◆ WHAT YOU NEED TO DO: Search the data for the string "type" and gather each line it is in.

◆ INPUT:
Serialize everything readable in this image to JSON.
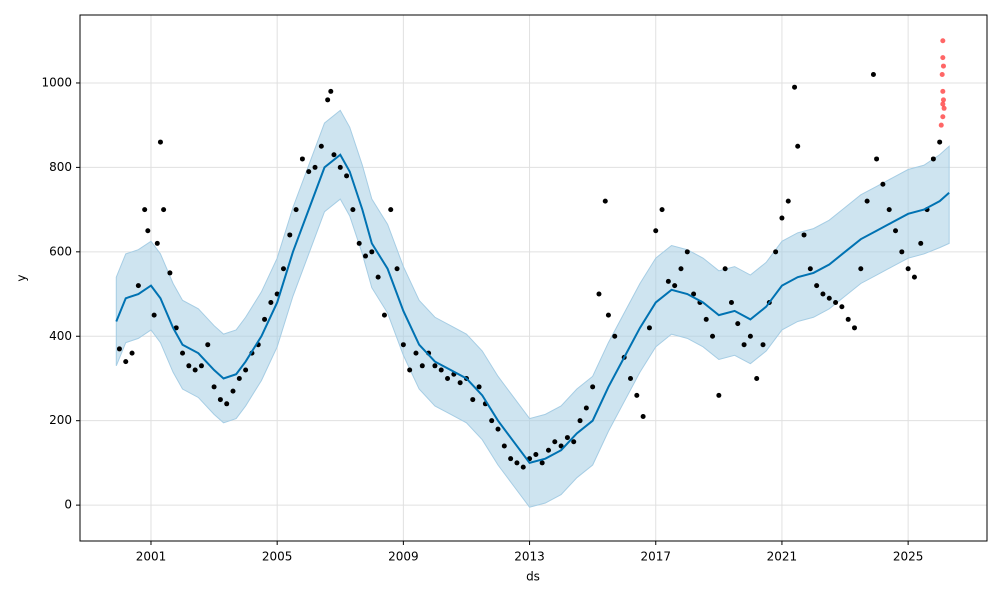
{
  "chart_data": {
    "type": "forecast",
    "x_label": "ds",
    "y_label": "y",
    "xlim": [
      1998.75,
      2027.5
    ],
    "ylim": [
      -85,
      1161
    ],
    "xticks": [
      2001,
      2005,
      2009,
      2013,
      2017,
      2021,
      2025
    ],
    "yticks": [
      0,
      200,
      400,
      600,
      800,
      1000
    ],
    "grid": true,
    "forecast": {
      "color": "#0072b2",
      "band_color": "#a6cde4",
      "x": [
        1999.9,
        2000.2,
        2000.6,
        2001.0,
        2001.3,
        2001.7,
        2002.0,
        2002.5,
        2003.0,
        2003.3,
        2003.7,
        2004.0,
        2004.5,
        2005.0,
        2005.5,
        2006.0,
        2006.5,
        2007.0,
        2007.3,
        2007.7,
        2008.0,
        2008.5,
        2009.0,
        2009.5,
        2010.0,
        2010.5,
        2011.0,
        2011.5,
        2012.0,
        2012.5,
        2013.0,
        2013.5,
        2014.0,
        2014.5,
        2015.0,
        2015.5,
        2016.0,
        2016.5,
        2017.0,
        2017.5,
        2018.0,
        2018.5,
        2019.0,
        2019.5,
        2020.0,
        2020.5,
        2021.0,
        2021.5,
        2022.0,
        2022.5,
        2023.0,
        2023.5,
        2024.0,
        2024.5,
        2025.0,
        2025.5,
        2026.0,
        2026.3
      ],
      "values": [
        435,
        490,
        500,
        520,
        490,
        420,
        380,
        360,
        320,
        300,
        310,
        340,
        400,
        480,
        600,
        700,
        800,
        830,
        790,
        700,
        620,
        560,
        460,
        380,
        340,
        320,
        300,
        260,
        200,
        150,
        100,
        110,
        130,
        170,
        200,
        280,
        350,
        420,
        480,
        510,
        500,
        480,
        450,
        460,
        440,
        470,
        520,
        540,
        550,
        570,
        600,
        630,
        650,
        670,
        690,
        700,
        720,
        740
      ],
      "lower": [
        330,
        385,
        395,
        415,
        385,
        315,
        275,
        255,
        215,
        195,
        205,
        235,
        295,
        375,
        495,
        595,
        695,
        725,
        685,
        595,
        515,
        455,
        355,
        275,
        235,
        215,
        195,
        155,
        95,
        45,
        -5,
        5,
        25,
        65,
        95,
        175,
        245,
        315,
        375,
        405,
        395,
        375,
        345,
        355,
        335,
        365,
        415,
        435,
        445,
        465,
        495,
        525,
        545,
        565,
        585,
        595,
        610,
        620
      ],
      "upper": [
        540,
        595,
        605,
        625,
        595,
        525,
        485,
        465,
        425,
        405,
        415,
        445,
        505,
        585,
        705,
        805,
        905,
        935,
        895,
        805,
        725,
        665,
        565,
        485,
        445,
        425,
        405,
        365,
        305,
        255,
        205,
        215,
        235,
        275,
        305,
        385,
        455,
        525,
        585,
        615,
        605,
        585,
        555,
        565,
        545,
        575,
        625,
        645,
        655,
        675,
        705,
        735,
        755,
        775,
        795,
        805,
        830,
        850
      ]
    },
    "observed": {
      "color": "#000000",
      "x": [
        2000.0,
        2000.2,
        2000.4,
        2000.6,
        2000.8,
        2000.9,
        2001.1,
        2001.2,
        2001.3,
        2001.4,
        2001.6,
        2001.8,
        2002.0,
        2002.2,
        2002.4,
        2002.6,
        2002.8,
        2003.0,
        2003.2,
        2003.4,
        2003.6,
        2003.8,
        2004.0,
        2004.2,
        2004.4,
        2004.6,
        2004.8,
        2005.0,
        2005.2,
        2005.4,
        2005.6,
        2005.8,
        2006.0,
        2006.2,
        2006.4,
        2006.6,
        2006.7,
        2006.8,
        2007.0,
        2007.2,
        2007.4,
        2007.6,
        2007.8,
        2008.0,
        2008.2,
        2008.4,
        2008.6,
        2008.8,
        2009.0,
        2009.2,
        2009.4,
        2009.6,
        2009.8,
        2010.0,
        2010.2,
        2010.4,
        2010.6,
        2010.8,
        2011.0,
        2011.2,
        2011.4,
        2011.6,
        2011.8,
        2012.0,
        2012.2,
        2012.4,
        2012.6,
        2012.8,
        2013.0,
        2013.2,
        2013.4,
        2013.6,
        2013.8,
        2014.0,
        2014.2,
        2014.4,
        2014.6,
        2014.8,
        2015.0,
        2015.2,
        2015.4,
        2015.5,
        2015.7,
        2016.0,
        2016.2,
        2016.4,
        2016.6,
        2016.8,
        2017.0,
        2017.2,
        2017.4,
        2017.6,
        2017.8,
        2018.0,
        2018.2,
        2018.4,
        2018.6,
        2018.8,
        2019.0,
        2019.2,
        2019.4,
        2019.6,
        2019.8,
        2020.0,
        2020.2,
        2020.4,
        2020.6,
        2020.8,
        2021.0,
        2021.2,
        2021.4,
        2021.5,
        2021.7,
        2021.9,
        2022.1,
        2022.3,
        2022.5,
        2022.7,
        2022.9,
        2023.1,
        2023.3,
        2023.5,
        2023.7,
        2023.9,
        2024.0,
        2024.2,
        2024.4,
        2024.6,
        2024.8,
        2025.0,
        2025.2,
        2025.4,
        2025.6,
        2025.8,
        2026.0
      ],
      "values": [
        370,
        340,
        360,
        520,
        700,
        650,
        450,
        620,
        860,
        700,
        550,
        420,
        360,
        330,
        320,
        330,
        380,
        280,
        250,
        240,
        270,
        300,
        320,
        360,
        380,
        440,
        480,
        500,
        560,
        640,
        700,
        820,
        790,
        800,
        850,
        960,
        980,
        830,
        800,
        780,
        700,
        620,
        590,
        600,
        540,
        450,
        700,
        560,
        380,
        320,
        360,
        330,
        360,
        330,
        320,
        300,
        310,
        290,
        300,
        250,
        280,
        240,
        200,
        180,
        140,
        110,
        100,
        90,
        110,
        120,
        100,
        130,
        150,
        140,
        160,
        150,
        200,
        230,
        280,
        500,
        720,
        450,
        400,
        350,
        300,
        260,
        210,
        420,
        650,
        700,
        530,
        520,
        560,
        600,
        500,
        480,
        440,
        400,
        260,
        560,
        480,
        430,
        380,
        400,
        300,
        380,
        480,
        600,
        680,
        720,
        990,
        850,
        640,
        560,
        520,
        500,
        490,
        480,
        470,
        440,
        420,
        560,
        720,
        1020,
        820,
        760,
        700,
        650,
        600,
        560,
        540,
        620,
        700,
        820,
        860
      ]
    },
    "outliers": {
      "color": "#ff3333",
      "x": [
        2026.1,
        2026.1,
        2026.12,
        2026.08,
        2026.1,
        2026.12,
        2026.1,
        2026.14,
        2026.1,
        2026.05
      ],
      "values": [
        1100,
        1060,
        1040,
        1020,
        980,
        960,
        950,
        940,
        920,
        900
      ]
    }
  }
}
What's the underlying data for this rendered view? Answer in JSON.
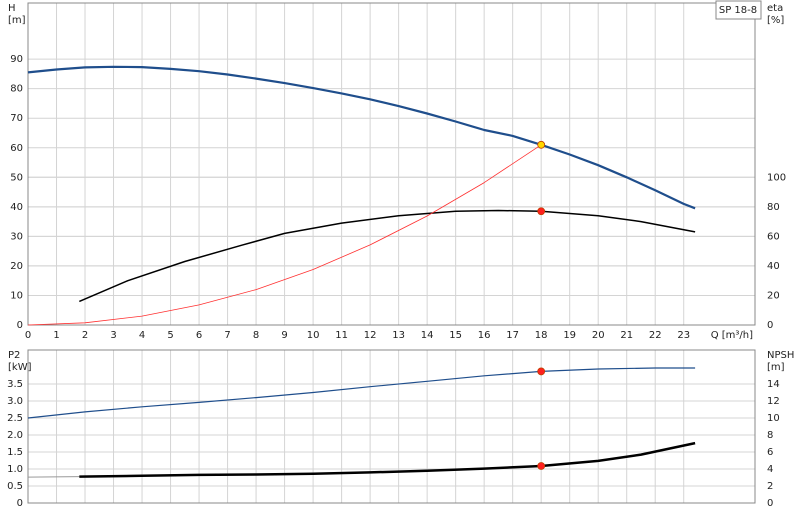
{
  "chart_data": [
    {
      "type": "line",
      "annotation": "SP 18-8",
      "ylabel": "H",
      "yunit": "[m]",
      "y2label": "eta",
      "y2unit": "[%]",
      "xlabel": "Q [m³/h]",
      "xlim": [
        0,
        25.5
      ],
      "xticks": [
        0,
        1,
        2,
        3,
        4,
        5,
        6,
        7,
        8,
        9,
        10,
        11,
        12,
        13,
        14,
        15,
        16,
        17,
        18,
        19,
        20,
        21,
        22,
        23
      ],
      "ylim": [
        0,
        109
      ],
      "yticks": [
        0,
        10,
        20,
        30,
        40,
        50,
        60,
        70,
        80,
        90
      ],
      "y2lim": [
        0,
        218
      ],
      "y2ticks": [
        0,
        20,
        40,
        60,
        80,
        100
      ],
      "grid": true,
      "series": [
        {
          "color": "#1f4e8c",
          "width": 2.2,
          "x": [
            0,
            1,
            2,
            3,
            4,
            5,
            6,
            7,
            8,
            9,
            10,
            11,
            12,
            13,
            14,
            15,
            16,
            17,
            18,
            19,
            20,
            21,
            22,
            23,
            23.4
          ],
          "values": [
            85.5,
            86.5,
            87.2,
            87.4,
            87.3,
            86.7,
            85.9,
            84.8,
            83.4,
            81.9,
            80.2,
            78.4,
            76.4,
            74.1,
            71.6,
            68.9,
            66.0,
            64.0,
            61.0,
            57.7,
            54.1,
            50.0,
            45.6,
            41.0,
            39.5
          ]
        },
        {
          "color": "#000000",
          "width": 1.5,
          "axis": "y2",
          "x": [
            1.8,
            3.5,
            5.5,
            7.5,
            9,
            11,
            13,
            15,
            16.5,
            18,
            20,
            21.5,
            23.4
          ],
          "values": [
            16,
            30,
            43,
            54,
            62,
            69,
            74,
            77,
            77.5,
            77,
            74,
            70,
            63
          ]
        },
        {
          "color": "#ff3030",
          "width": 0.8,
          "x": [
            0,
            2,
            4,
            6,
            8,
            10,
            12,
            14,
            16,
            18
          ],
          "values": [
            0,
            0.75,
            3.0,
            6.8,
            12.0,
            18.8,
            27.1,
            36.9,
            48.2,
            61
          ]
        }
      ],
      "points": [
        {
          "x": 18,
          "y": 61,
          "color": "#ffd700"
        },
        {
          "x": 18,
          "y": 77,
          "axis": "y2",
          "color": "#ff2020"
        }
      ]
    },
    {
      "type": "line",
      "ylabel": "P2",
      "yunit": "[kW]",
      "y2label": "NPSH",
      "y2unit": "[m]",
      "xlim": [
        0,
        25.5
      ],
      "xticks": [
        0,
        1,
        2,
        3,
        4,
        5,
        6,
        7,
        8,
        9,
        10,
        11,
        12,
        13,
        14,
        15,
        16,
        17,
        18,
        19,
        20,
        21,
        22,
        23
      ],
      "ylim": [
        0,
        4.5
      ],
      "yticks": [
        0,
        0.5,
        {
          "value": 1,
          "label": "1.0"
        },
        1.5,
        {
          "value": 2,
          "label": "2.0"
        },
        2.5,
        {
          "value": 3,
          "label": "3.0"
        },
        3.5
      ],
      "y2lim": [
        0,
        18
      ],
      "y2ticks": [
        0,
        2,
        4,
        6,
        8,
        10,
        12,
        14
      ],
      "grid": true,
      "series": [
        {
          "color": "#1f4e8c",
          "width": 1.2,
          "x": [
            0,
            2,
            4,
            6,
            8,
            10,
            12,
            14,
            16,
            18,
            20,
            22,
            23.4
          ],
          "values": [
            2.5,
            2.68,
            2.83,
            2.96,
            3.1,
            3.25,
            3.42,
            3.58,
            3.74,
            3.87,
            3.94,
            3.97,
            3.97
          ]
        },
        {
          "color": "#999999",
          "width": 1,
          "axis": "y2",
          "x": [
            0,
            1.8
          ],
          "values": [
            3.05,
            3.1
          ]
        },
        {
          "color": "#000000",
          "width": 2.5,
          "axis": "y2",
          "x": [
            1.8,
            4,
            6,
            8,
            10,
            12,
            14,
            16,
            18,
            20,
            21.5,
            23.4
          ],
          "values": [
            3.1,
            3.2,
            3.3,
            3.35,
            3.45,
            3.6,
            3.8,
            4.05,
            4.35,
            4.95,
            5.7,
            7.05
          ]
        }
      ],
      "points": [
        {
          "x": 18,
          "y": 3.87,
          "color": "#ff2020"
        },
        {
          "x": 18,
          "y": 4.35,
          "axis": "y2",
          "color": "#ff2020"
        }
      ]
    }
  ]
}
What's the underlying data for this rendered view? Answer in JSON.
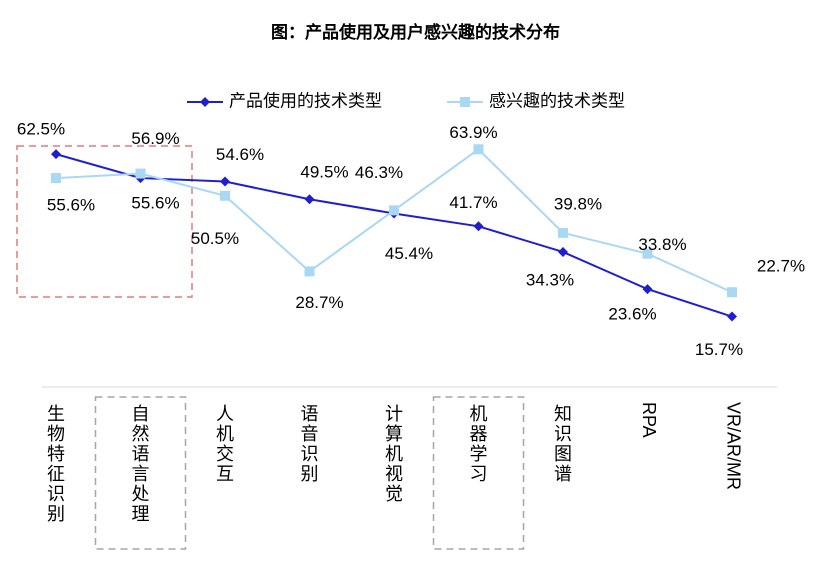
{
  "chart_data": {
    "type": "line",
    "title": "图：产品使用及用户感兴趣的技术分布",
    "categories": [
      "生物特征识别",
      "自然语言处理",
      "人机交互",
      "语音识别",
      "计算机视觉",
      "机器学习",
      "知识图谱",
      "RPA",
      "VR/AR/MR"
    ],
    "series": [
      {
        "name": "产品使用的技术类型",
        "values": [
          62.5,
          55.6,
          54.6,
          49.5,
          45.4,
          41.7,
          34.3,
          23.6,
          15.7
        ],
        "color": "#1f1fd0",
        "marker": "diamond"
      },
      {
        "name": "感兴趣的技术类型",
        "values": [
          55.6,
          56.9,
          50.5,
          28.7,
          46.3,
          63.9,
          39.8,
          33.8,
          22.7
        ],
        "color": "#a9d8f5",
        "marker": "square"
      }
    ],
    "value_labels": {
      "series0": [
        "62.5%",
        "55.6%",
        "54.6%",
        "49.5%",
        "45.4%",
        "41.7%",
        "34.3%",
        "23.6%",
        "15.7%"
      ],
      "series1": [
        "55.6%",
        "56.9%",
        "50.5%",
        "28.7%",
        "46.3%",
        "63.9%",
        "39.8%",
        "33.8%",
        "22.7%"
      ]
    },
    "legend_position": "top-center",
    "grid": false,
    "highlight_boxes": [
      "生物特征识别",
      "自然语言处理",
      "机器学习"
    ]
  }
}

◆ COMPLETED TASK:
    "type": "forecast",
      "type": "line",
      "type": "line",
    "type": "line",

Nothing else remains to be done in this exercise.